→ THE TASK
In the entries, find all lines that hold the word "Within" and copy them.

Rows from a figure dataset:
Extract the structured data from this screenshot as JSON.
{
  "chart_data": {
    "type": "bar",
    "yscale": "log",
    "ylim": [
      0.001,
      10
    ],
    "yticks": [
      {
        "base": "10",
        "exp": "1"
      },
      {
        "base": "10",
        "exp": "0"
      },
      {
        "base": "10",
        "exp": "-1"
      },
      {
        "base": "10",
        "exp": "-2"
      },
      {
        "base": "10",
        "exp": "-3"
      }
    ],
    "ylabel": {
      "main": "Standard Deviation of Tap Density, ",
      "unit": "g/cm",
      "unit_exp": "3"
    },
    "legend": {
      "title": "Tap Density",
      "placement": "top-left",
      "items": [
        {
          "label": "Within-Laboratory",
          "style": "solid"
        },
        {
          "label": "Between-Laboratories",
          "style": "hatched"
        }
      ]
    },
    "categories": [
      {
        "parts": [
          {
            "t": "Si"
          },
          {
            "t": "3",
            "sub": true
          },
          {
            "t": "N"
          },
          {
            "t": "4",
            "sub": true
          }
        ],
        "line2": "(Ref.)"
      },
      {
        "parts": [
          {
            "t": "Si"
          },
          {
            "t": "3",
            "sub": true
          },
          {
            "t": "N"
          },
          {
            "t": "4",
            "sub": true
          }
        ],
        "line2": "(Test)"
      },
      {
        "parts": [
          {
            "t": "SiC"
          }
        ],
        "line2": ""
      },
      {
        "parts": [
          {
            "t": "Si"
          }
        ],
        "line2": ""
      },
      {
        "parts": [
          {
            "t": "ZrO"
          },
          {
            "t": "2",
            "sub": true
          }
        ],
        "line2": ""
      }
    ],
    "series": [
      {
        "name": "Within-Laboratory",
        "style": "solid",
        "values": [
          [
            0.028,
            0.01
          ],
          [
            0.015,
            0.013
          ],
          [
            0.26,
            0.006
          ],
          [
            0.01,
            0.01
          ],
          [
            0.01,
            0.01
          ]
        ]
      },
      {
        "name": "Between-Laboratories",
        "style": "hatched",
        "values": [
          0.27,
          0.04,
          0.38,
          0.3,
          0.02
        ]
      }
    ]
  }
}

→ REPLY TO THE TASK
          "label": "Within-Laboratory",
        "name": "Within-Laboratory",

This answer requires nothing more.